Exercise data ::
◆ ◆ ◆ ◆ ◆

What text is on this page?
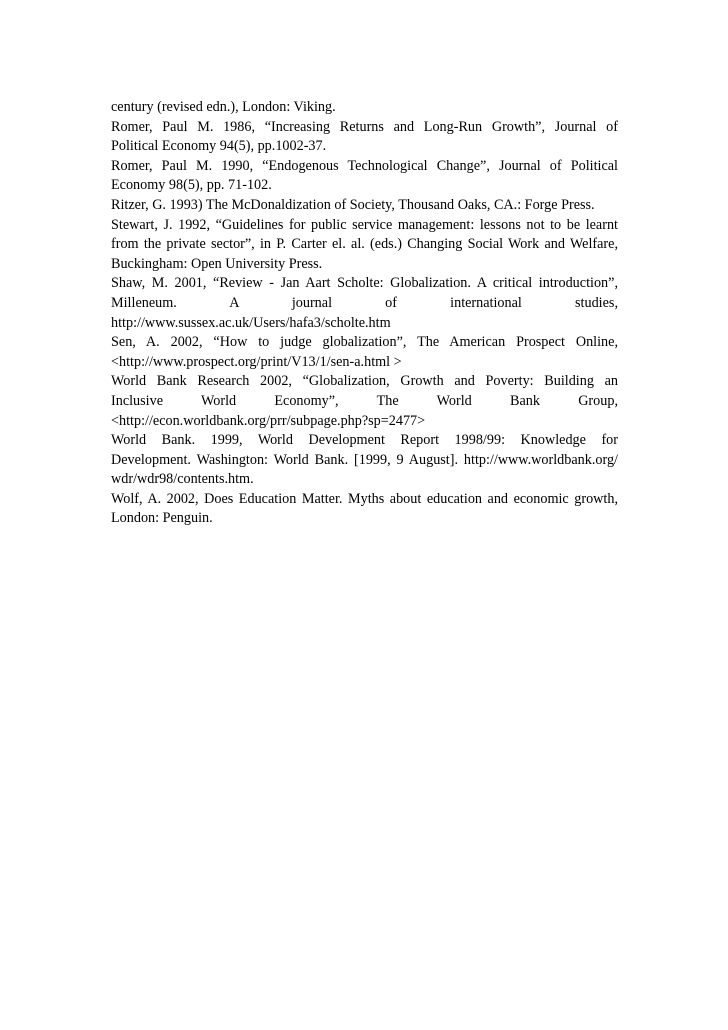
century (revised edn.), London: Viking.
Romer, Paul M. 1986, “Increasing Returns and Long-Run Growth”, Journal of
Political Economy 94(5), pp.1002-37.
Romer, Paul M. 1990, “Endogenous Technological Change”, Journal of Political
Economy 98(5), pp. 71-102.
Ritzer, G. 1993) The McDonaldization of Society, Thousand Oaks, CA.: Forge Press.
Stewart, J. 1992, “Guidelines for public service management: lessons not to be learnt
from the private sector”, in P. Carter el. al. (eds.) Changing Social Work and Welfare,
Buckingham: Open University Press.
Shaw, M. 2001, “Review - Jan Aart Scholte: Globalization. A critical introduction”,
Milleneum. A journal of international studies,
http://www.sussex.ac.uk/Users/hafa3/scholte.htm
Sen, A. 2002, “How to judge globalization”, The American Prospect Online,
<http://www.prospect.org/print/V13/1/sen-a.html >
World Bank Research 2002, “Globalization, Growth and Poverty: Building an
Inclusive World Economy”, The World Bank Group,
<http://econ.worldbank.org/prr/subpage.php?sp=2477>
World Bank. 1999, World Development Report 1998/99: Knowledge for
Development. Washington: World Bank. [1999, 9 August]. http://www.worldbank.org/
wdr/wdr98/contents.htm.
Wolf, A. 2002, Does Education Matter. Myths about education and economic growth,
London: Penguin.
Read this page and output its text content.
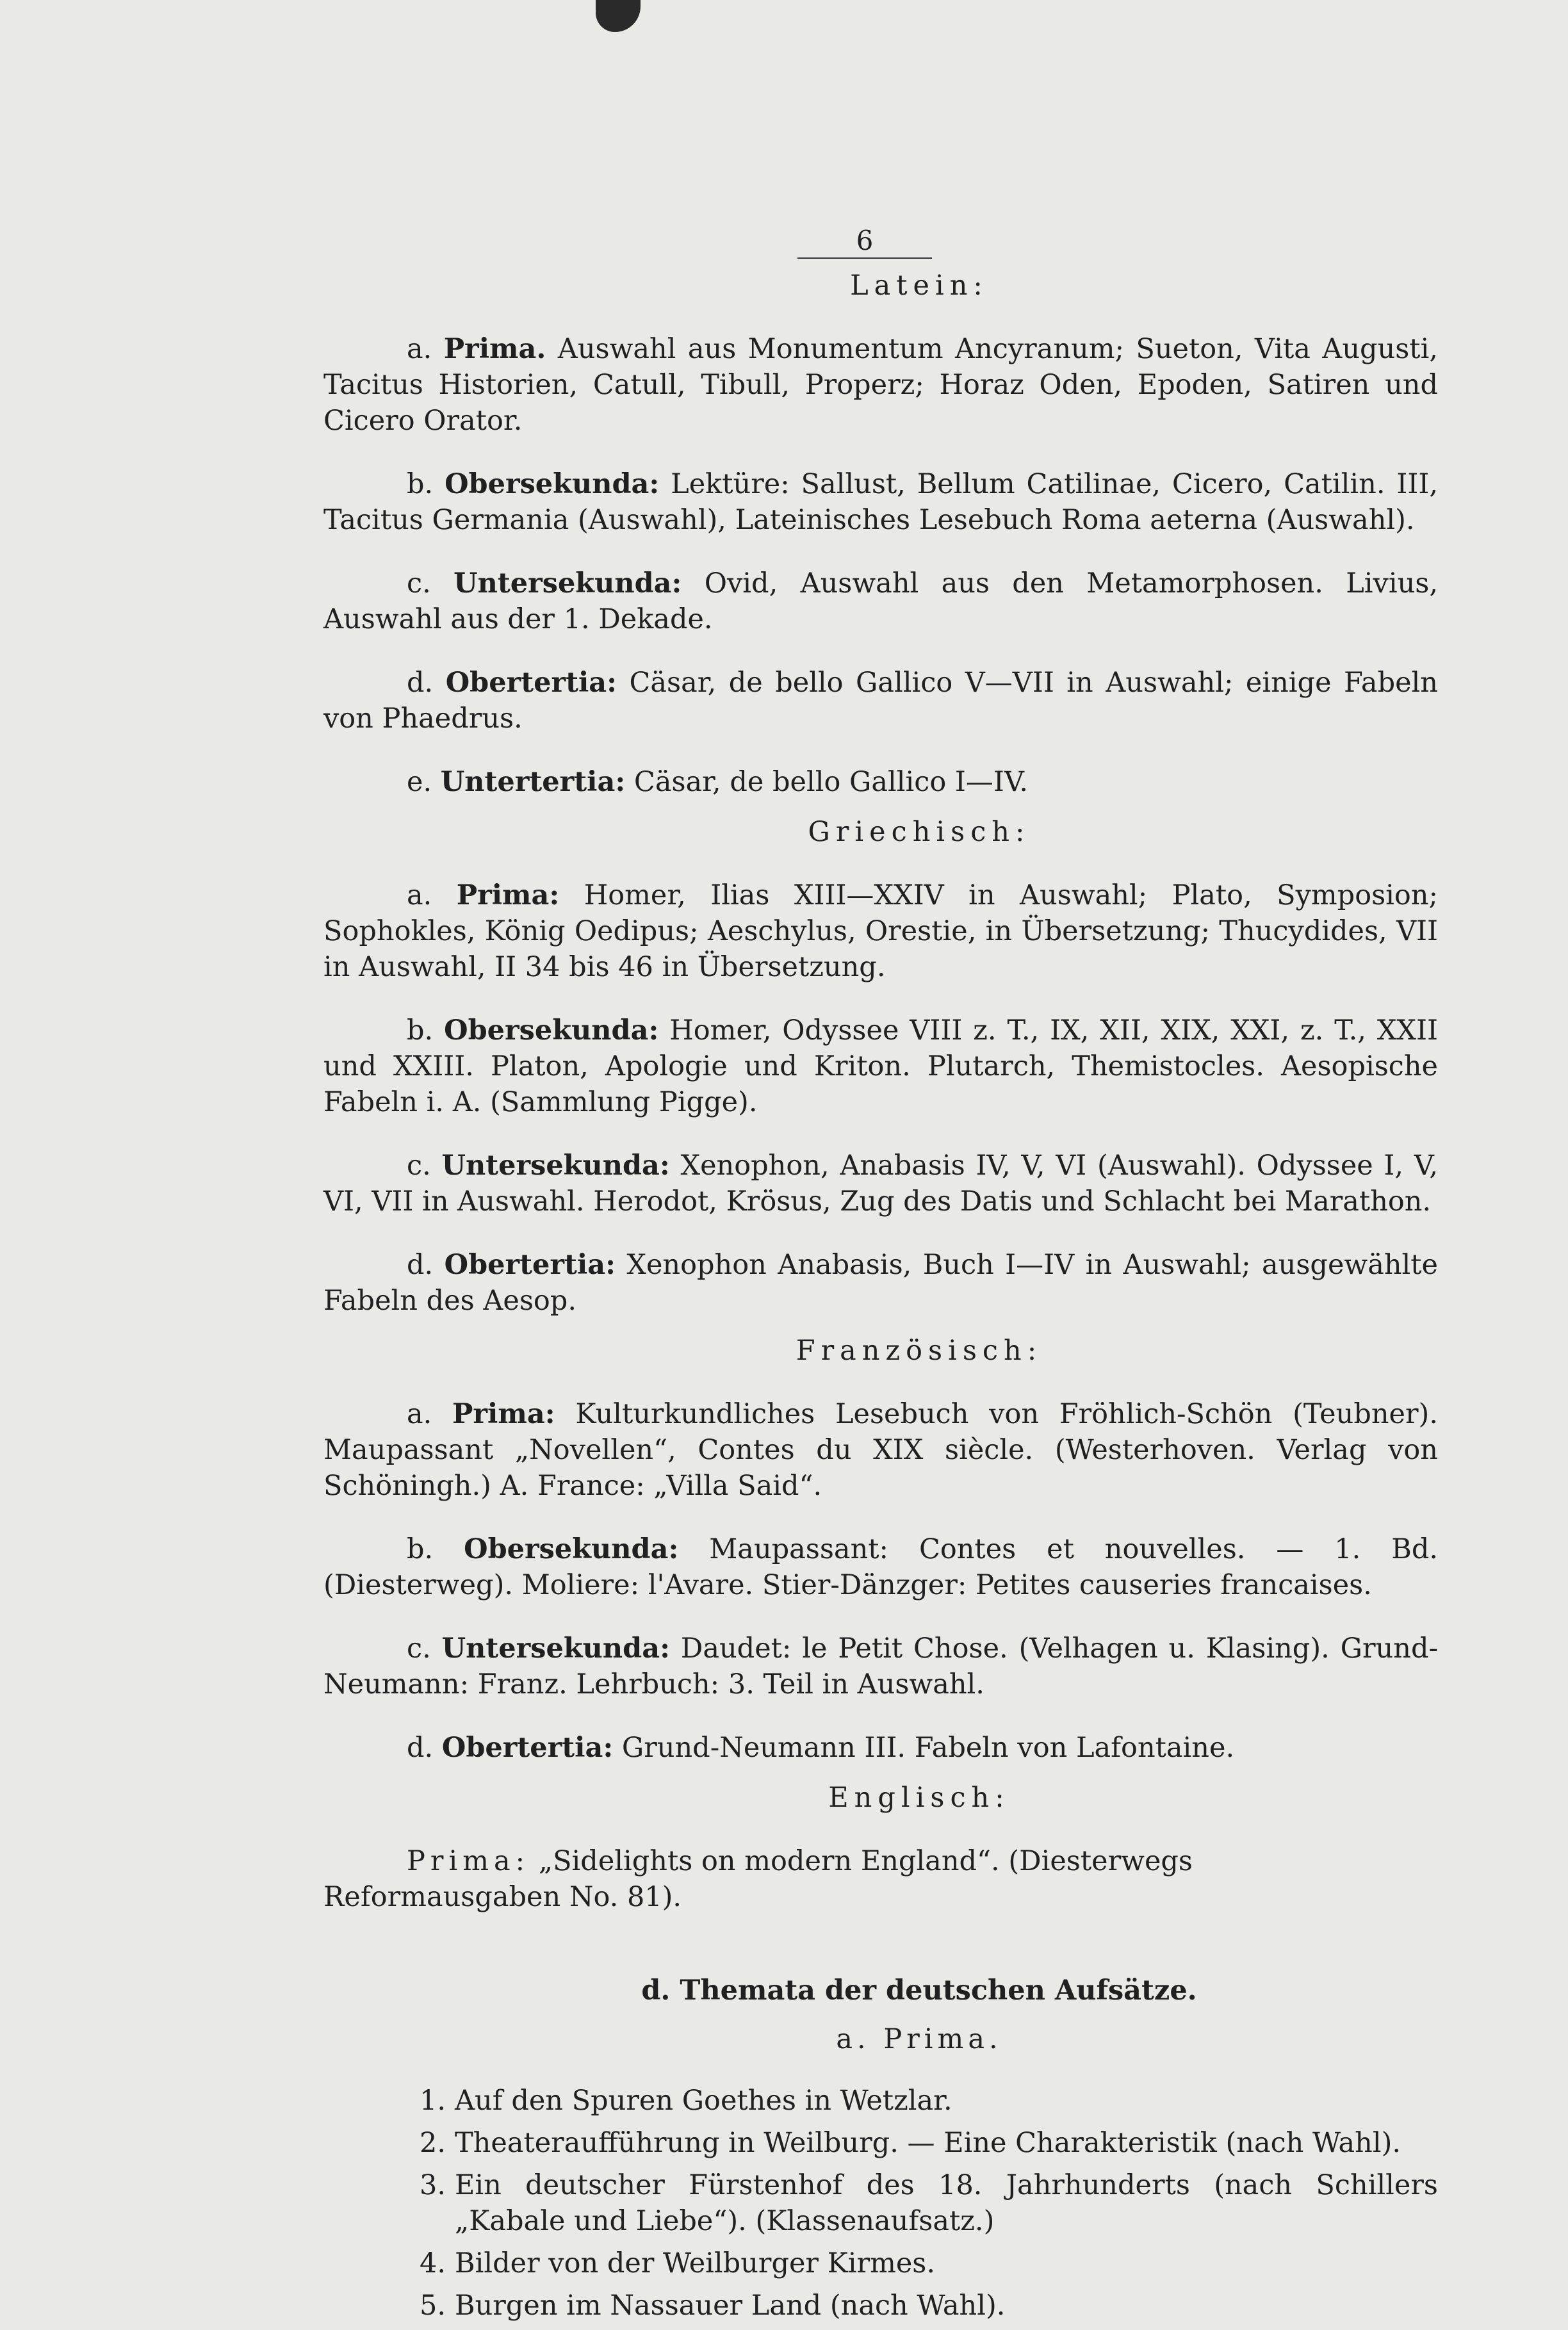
6
Latein:

a. Prima. Auswahl aus Monumentum Ancyranum; Sueton, Vita Augusti, Tacitus Historien, Catull, Tibull, Properz; Horaz Oden, Epoden, Satiren und Cicero Orator.

b. Obersekunda: Lektüre: Sallust, Bellum Catilinae, Cicero, Catilin. III, Tacitus Germania (Auswahl), Lateinisches Lesebuch Roma aeterna (Auswahl).

c. Untersekunda: Ovid, Auswahl aus den Metamorphosen. Livius, Auswahl aus der 1. Dekade.

d. Obertertia: Cäsar, de bello Gallico V—VII in Auswahl; einige Fabeln von Phaedrus.

e. Untertertia: Cäsar, de bello Gallico I—IV.

Griechisch:

a. Prima: Homer, Ilias XIII—XXIV in Auswahl; Plato, Symposion; Sophokles, König Oedipus; Aeschylus, Orestie, in Übersetzung; Thucydides, VII in Auswahl, II 34 bis 46 in Übersetzung.

b. Obersekunda: Homer, Odyssee VIII z. T., IX, XII, XIX, XXI, z. T., XXII und XXIII. Platon, Apologie und Kriton. Plutarch, Themistocles. Aesopische Fabeln i. A. (Sammlung Pigge).

c. Untersekunda: Xenophon, Anabasis IV, V, VI (Auswahl). Odyssee I, V, VI, VII in Auswahl. Herodot, Krösus, Zug des Datis und Schlacht bei Marathon.

d. Obertertia: Xenophon Anabasis, Buch I—IV in Auswahl; ausgewählte Fabeln des Aesop.

Französisch:

a. Prima: Kulturkundliches Lesebuch von Fröhlich-Schön (Teubner). Maupassant „Novellen“, Contes du XIX siècle. (Westerhoven. Verlag von Schöningh.) A. France: „Villa Said“.

b. Obersekunda: Maupassant: Contes et nouvelles. — 1. Bd. (Diesterweg). Moliere: l'Avare. Stier-Dänzger: Petites causeries francaises.

c. Untersekunda: Daudet: le Petit Chose. (Velhagen u. Klasing). Grund-Neumann: Franz. Lehrbuch: 3. Teil in Auswahl.

d. Obertertia: Grund-Neumann III. Fabeln von Lafontaine.

Englisch:

Prima: „Sidelights on modern England“. (Diesterwegs Reformausgaben No. 81).

d. Themata der deutschen Aufsätze.
a. Prima.
1. Auf den Spuren Goethes in Wetzlar.
2. Theateraufführung in Weilburg. — Eine Charakteristik (nach Wahl).
3. Ein deutscher Fürstenhof des 18. Jahrhunderts (nach Schillers „Kabale und Liebe“). (Klassenaufsatz.)
4. Bilder von der Weilburger Kirmes.
5. Burgen im Nassauer Land (nach Wahl).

◆ ◆ ◆ ◆ ◆

Count every line above that holds the word "London", and state the number and nothing more.

2